#### Directions for this task
Write the data out again in full, with no departure from the original.

#### Data section
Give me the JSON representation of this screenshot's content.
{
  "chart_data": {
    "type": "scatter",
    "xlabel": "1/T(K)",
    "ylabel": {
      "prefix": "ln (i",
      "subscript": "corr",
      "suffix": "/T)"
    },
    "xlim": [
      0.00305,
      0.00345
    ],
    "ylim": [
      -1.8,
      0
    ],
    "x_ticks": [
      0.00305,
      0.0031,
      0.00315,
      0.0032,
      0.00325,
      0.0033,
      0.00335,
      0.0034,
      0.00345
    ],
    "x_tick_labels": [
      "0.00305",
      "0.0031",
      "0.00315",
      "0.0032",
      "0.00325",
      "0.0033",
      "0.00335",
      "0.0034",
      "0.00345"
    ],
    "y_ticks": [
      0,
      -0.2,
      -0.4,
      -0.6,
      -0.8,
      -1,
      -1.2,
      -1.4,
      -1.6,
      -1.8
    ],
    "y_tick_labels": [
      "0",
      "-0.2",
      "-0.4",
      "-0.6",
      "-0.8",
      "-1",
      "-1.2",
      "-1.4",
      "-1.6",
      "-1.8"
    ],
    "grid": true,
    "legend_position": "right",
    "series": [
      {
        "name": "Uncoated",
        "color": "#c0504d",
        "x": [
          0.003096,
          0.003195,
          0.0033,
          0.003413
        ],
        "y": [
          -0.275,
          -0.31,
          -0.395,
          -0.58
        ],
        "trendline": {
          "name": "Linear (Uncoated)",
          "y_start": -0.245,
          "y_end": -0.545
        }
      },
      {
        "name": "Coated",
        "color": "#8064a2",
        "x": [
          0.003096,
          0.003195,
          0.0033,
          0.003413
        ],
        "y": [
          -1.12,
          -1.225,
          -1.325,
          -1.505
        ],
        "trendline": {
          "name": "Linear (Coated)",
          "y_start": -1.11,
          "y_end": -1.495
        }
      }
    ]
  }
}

#### Solved problem
Give me the JSON representation of this screenshot's content.
{
  "chart_data": {
    "type": "scatter",
    "xlabel": "1/T(K)",
    "ylabel": {
      "prefix": "ln (i",
      "subscript": "corr",
      "suffix": "/T)"
    },
    "xlim": [
      0.00305,
      0.00345
    ],
    "ylim": [
      -1.8,
      0
    ],
    "x_ticks": [
      0.00305,
      0.0031,
      0.00315,
      0.0032,
      0.00325,
      0.0033,
      0.00335,
      0.0034,
      0.00345
    ],
    "x_tick_labels": [
      "0.00305",
      "0.0031",
      "0.00315",
      "0.0032",
      "0.00325",
      "0.0033",
      "0.00335",
      "0.0034",
      "0.00345"
    ],
    "y_ticks": [
      0,
      -0.2,
      -0.4,
      -0.6,
      -0.8,
      -1,
      -1.2,
      -1.4,
      -1.6,
      -1.8
    ],
    "y_tick_labels": [
      "0",
      "-0.2",
      "-0.4",
      "-0.6",
      "-0.8",
      "-1",
      "-1.2",
      "-1.4",
      "-1.6",
      "-1.8"
    ],
    "grid": true,
    "legend_position": "right",
    "series": [
      {
        "name": "Uncoated",
        "color": "#c0504d",
        "x": [
          0.003096,
          0.003195,
          0.0033,
          0.003413
        ],
        "y": [
          -0.275,
          -0.31,
          -0.395,
          -0.58
        ],
        "trendline": {
          "name": "Linear (Uncoated)",
          "y_start": -0.245,
          "y_end": -0.545
        }
      },
      {
        "name": "Coated",
        "color": "#8064a2",
        "x": [
          0.003096,
          0.003195,
          0.0033,
          0.003413
        ],
        "y": [
          -1.12,
          -1.225,
          -1.325,
          -1.505
        ],
        "trendline": {
          "name": "Linear (Coated)",
          "y_start": -1.11,
          "y_end": -1.495
        }
      }
    ]
  }
}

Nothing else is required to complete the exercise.